Find the lines that contain the word "Mirror" and copy each one.
** START OF ITEMS **
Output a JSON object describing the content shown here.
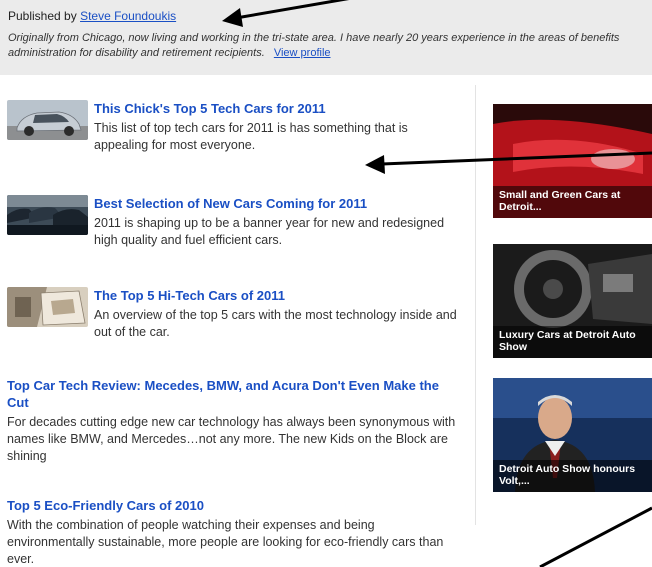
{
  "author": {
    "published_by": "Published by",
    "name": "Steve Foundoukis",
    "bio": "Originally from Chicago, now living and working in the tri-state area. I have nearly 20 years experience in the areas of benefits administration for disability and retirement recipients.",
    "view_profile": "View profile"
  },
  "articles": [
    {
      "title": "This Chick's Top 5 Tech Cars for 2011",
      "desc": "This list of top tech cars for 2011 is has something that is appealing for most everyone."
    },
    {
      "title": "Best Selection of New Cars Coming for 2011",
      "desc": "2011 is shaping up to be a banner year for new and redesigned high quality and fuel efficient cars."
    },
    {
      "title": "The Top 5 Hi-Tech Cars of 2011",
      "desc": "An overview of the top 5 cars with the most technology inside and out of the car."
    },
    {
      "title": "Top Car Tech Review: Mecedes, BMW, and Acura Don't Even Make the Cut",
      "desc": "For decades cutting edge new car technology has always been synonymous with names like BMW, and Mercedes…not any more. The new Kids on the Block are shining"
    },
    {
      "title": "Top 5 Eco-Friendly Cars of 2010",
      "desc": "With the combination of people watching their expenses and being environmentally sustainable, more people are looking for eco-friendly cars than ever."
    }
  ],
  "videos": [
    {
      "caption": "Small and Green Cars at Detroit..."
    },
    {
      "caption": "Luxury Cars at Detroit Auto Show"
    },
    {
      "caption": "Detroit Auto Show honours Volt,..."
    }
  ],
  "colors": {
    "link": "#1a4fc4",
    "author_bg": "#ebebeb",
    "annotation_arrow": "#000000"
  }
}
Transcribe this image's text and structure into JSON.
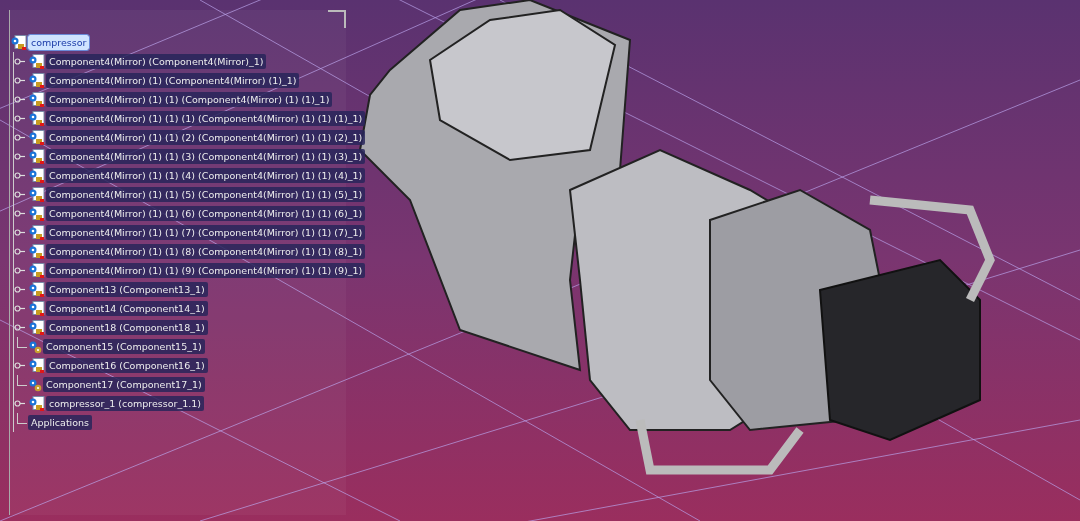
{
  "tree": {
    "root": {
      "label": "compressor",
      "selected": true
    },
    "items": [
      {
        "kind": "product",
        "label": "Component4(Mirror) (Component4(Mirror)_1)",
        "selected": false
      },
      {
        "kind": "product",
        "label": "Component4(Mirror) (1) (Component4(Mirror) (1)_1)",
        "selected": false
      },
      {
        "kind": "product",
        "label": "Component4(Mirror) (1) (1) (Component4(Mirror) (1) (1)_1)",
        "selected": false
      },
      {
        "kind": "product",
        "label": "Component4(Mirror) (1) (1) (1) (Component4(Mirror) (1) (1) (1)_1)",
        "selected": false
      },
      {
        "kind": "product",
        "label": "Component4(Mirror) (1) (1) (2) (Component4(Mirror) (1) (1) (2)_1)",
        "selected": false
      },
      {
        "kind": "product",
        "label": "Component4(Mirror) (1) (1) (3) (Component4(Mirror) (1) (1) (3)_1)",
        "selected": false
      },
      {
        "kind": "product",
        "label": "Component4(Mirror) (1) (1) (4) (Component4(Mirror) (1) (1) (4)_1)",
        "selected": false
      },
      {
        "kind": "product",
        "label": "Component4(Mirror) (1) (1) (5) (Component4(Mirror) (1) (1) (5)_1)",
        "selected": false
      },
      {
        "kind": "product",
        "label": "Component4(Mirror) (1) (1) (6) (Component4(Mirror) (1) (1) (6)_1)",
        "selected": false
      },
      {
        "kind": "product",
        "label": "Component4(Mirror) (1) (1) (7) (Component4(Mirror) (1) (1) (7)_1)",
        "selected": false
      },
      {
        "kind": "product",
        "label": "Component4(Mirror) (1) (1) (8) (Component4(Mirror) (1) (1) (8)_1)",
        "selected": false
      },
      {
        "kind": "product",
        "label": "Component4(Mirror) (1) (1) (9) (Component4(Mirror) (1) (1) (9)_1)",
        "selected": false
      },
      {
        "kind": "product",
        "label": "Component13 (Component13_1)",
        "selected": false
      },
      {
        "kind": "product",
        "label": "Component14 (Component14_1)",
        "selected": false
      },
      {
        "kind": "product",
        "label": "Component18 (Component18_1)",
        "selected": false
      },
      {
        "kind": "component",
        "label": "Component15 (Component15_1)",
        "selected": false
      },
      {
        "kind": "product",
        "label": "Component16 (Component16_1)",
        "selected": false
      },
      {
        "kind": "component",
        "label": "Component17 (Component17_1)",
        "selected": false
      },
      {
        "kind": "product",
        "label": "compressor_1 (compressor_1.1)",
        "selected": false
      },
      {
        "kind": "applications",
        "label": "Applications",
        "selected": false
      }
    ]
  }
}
** END OF ITEMS **
** START OF ITEMS **
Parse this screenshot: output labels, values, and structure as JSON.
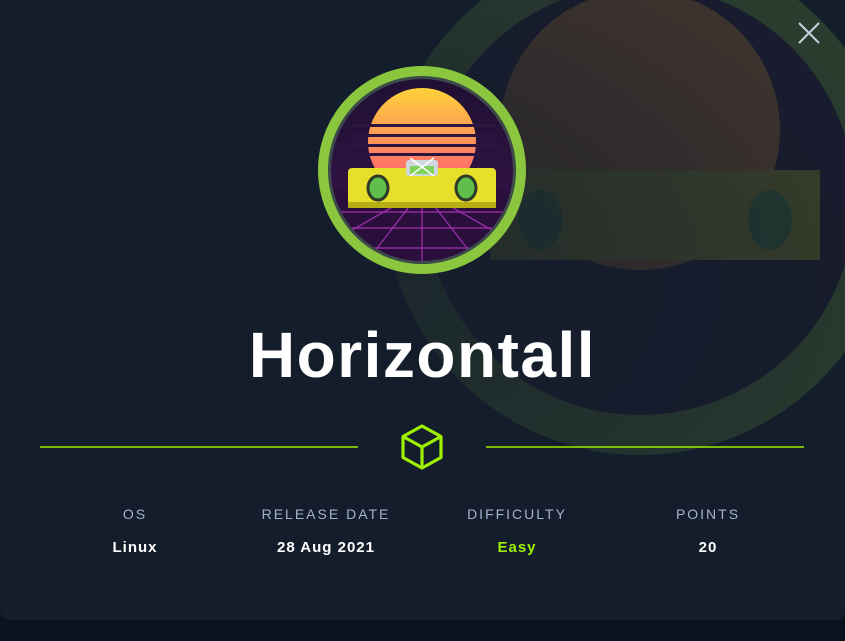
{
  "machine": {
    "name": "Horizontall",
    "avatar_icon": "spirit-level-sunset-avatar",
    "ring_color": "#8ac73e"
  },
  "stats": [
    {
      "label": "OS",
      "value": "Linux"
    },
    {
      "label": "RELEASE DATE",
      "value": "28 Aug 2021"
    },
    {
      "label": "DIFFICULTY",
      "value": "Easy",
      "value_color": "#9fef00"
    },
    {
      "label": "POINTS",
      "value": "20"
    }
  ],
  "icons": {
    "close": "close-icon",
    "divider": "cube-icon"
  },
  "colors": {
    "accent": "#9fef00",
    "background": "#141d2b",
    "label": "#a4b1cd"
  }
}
** END OF ITEMS **
** START OF ITEMS **
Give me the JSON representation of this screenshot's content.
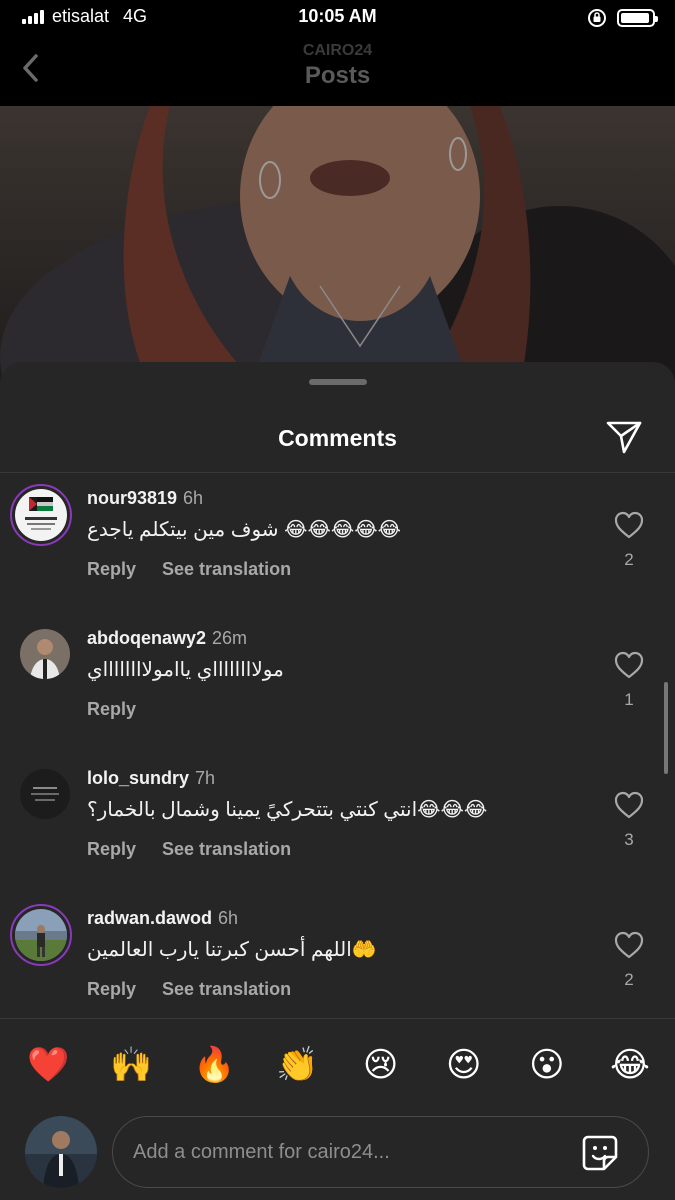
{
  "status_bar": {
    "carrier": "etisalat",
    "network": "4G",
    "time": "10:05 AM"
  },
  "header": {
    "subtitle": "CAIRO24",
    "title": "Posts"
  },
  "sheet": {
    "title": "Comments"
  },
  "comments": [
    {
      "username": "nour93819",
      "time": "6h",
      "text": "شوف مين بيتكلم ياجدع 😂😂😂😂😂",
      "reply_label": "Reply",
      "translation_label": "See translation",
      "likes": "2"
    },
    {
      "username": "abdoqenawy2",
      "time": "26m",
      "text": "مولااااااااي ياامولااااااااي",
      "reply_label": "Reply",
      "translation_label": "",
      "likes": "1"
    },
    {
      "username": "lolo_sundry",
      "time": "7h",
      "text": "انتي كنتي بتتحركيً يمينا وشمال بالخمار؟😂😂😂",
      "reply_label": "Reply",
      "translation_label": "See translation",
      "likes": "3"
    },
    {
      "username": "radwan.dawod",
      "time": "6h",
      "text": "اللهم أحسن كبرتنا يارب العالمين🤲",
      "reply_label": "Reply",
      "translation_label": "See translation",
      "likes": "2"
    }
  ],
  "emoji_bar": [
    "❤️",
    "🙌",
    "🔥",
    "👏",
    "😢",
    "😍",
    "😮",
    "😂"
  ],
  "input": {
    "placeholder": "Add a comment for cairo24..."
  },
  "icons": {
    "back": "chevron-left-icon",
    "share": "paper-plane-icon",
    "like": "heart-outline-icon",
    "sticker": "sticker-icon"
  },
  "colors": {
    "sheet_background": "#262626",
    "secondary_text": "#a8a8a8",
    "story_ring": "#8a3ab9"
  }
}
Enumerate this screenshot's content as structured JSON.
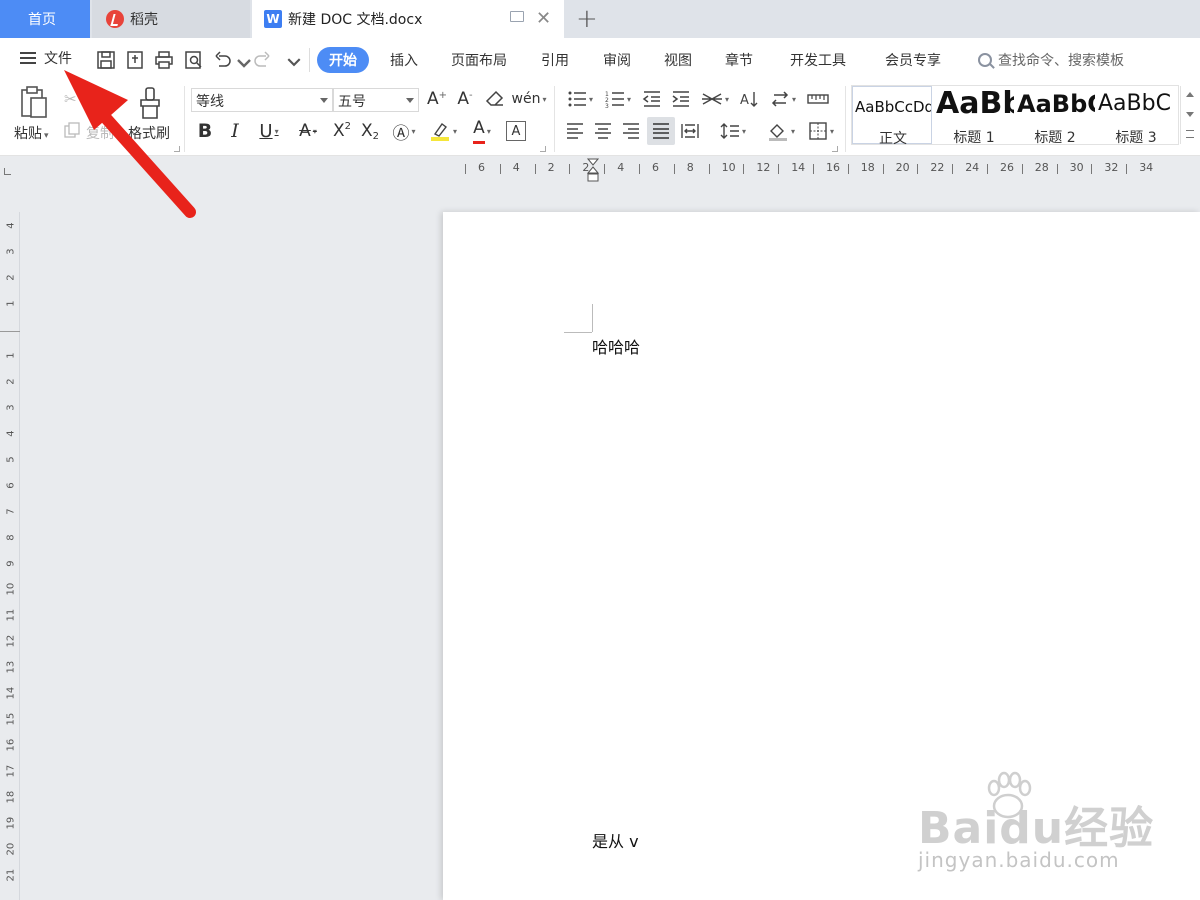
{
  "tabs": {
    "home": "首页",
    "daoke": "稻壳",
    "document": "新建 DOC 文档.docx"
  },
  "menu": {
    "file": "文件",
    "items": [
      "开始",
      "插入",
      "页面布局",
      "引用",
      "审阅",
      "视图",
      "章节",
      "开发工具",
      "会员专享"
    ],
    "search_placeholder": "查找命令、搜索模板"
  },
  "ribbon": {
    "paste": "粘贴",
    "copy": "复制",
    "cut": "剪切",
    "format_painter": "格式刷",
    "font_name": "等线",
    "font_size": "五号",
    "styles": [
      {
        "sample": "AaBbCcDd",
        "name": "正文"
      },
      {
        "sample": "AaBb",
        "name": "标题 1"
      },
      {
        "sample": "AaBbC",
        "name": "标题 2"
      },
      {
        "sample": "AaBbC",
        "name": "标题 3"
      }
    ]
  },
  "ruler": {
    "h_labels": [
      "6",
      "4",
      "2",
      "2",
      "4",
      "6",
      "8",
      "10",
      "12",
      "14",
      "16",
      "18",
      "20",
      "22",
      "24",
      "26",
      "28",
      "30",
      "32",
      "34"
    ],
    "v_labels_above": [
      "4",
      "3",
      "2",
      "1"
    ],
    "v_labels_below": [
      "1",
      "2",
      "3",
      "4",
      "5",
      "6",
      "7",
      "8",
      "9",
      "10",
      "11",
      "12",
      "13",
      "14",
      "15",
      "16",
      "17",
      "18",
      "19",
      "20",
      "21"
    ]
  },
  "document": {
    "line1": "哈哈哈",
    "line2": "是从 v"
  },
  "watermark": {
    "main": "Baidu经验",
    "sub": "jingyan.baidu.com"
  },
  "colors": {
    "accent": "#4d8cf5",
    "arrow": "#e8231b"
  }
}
** END OF ITEMS **
■ **RESULT OF THE TASK**
        "label": "Component4(Mirror) (Component4(Mirror)_1)",
        "label": "Component4(Mirror) (1) (Component4(Mirror) (1)_1)",
        "label": "Component4(Mirror) (1) (1) (Component4(Mirror) (1) (1)_1)",
        "label": "Component4(Mirror) (1) (1) (1) (Component4(Mirror) (1) (1) (1)_1)",
        "label": "Component4(Mirror) (1) (1) (2) (Component4(Mirror) (1) (1) (2)_1)",
        "label": "Component4(Mirror) (1) (1) (3) (Component4(Mirror) (1) (1) (3)_1)",
        "label": "Component4(Mirror) (1) (1) (4) (Component4(Mirror) (1) (1) (4)_1)",
        "label": "Component4(Mirror) (1) (1) (5) (Component4(Mirror) (1) (1) (5)_1)",
        "label": "Component4(Mirror) (1) (1) (6) (Component4(Mirror) (1) (1) (6)_1)",
        "label": "Component4(Mirror) (1) (1) (7) (Component4(Mirror) (1) (1) (7)_1)",
        "label": "Component4(Mirror) (1) (1) (8) (Component4(Mirror) (1) (1) (8)_1)",
        "label": "Component4(Mirror) (1) (1) (9) (Component4(Mirror) (1) (1) (9)_1)",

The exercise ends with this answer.